- What needs to be done:
From the entries below, gather each line containing the word "otro".

- Exercise data:
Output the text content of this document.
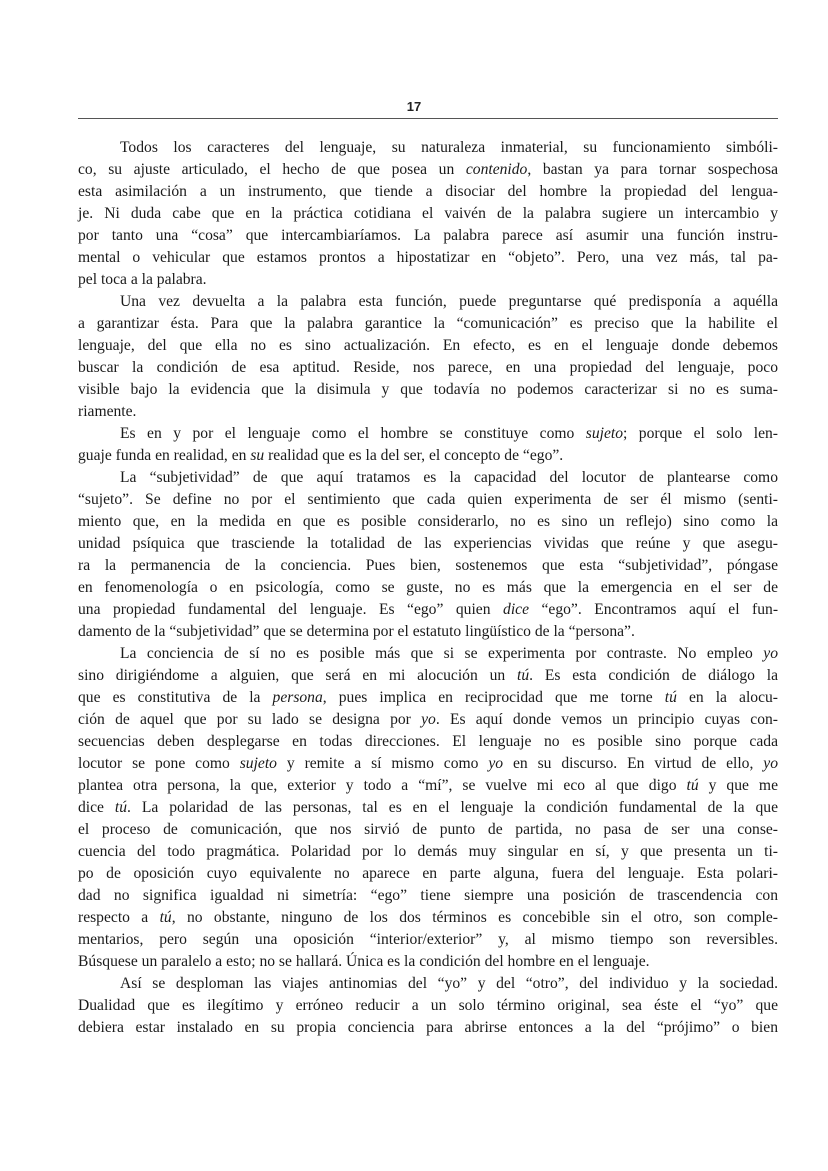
17
Todos los caracteres del lenguaje, su naturaleza inmaterial, su funcionamiento simbóli-
co, su ajuste articulado, el hecho de que posea un contenido, bastan ya para tornar sospechosa
esta asimilación a un instrumento, que tiende a disociar del hombre la propiedad del lengua-
je. Ni duda cabe que en la práctica cotidiana el vaivén de la palabra sugiere un intercambio y
por tanto una “cosa” que intercambiaríamos. La palabra parece así asumir una función instru-
mental o vehicular que estamos prontos a hipostatizar en “objeto”. Pero, una vez más, tal pa-
pel toca a la palabra.
Una vez devuelta a la palabra esta función, puede preguntarse qué predisponía a aquélla
a garantizar ésta. Para que la palabra garantice la “comunicación” es preciso que la habilite el
lenguaje, del que ella no es sino actualización. En efecto, es en el lenguaje donde debemos
buscar la condición de esa aptitud. Reside, nos parece, en una propiedad del lenguaje, poco
visible bajo la evidencia que la disimula y que todavía no podemos caracterizar si no es suma-
riamente.
Es en y por el lenguaje como el hombre se constituye como sujeto; porque el solo len-
guaje funda en realidad, en su realidad que es la del ser, el concepto de “ego”.
La “subjetividad” de que aquí tratamos es la capacidad del locutor de plantearse como
“sujeto”. Se define no por el sentimiento que cada quien experimenta de ser él mismo (senti-
miento que, en la medida en que es posible considerarlo, no es sino un reflejo) sino como la
unidad psíquica que trasciende la totalidad de las experiencias vividas que reúne y que asegu-
ra la permanencia de la conciencia. Pues bien, sostenemos que esta “subjetividad”, póngase
en fenomenología o en psicología, como se guste, no es más que la emergencia en el ser de
una propiedad fundamental del lenguaje. Es “ego” quien dice “ego”. Encontramos aquí el fun-
damento de la “subjetividad” que se determina por el estatuto lingüístico de la “persona”.
La conciencia de sí no es posible más que si se experimenta por contraste. No empleo yo
sino dirigiéndome a alguien, que será en mi alocución un tú. Es esta condición de diálogo la
que es constitutiva de la persona, pues implica en reciprocidad que me torne tú en la alocu-
ción de aquel que por su lado se designa por yo. Es aquí donde vemos un principio cuyas con-
secuencias deben desplegarse en todas direcciones. El lenguaje no es posible sino porque cada
locutor se pone como sujeto y remite a sí mismo como yo en su discurso. En virtud de ello, yo
plantea otra persona, la que, exterior y todo a “mí”, se vuelve mi eco al que digo tú y que me
dice tú. La polaridad de las personas, tal es en el lenguaje la condición fundamental de la que
el proceso de comunicación, que nos sirvió de punto de partida, no pasa de ser una conse-
cuencia del todo pragmática. Polaridad por lo demás muy singular en sí, y que presenta un ti-
po de oposición cuyo equivalente no aparece en parte alguna, fuera del lenguaje. Esta polari-
dad no significa igualdad ni simetría: “ego” tiene siempre una posición de trascendencia con
respecto a tú, no obstante, ninguno de los dos términos es concebible sin el otro, son comple-
mentarios, pero según una oposición “interior/exterior” y, al mismo tiempo son reversibles.
Búsquese un paralelo a esto; no se hallará. Única es la condición del hombre en el lenguaje.
Así se desploman las viajes antinomias del “yo” y del “otro”, del individuo y la sociedad.
Dualidad que es ilegítimo y erróneo reducir a un solo término original, sea éste el “yo” que
debiera estar instalado en su propia conciencia para abrirse entonces a la del “prójimo” o bien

- Response:
respecto a tú, no obstante, ninguno de los dos términos es concebible sin el otro, son comple-
Así se desploman las viajes antinomias del “yo” y del “otro”, del individuo y la sociedad.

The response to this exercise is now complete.